EXERCISE DESCRIPTION:
Select the lines below containing the word "Francisco".

************

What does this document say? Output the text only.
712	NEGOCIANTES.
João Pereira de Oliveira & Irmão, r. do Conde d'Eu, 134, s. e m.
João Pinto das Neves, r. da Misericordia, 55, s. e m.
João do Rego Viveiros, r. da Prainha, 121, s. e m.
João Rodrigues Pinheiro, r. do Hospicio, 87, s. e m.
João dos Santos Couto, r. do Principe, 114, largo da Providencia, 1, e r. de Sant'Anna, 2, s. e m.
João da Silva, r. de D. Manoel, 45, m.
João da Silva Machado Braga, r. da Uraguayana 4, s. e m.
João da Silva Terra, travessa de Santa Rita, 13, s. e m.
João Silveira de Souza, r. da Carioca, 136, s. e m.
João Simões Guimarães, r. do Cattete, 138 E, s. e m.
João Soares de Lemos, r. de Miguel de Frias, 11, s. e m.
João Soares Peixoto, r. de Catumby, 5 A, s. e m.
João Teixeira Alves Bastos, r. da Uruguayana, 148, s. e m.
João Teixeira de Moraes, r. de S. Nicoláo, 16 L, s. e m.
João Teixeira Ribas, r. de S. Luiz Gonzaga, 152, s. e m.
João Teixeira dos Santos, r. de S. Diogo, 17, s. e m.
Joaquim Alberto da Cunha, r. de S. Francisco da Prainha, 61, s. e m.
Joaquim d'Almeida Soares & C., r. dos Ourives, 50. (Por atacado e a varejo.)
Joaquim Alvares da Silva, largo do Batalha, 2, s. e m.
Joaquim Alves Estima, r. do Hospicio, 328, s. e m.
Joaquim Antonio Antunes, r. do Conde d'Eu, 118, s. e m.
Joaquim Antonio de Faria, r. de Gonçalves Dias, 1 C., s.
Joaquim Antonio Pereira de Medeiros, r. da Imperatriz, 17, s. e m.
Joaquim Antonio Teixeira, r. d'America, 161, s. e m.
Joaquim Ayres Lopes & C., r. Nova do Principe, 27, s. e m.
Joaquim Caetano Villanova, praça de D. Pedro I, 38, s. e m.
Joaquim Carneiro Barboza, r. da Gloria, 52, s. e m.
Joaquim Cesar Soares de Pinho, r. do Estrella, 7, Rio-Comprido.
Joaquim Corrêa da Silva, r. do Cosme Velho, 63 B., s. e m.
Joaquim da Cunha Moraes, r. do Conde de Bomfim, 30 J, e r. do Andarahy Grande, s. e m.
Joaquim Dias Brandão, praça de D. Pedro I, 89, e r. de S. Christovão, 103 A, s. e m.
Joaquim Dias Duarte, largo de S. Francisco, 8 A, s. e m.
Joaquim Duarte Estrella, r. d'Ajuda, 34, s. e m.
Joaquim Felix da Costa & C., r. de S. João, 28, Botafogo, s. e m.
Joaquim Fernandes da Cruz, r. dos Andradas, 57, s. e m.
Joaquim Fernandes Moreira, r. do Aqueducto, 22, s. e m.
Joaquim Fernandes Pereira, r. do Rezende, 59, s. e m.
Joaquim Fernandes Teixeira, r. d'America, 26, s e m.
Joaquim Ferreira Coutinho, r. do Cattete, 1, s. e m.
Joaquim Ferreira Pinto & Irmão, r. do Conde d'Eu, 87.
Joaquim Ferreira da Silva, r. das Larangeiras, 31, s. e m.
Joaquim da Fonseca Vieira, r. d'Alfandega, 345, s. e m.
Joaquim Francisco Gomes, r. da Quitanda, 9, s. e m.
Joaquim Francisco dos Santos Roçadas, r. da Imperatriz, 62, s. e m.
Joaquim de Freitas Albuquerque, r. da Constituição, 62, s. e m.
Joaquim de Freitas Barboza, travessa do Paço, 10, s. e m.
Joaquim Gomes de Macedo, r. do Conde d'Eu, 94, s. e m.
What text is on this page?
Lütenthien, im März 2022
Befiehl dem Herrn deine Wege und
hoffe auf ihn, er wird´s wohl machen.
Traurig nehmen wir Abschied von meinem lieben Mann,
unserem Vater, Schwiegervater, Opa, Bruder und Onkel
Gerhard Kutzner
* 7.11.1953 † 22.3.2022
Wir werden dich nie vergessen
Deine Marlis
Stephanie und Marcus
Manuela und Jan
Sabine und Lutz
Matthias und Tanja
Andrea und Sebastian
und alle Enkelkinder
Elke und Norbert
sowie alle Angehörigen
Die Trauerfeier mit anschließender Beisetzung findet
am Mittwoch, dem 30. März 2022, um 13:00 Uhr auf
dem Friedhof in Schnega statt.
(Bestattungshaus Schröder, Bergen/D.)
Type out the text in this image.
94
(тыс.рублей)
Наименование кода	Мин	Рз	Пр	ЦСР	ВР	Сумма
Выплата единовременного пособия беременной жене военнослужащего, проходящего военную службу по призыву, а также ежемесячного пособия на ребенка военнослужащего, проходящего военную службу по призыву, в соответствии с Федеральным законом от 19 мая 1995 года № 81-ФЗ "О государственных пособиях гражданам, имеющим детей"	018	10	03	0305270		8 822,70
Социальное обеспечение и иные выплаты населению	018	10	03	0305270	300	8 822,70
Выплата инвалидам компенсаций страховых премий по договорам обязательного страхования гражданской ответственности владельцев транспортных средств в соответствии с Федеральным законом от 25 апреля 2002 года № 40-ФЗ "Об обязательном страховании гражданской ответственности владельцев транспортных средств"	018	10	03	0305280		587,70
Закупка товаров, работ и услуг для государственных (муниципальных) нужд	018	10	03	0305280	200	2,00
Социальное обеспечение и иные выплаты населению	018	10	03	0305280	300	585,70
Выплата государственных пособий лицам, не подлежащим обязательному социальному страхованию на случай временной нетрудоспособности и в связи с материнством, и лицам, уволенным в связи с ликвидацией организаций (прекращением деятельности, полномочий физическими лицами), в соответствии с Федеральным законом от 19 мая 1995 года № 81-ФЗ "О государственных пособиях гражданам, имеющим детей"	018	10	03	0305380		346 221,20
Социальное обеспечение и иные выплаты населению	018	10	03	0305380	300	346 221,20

************

COMPLETE RESPONSE:
Joaquim Alberto da Cunha, r. de S. Francisco da Prainha, 61, s. e m.
Joaquim Dias Duarte, largo de S. Francisco, 8 A, s. e m.
Joaquim Francisco Gomes, r. da Quitanda, 9, s. e m.
Joaquim Francisco dos Santos Roçadas, r. da Imperatriz, 62, s. e m.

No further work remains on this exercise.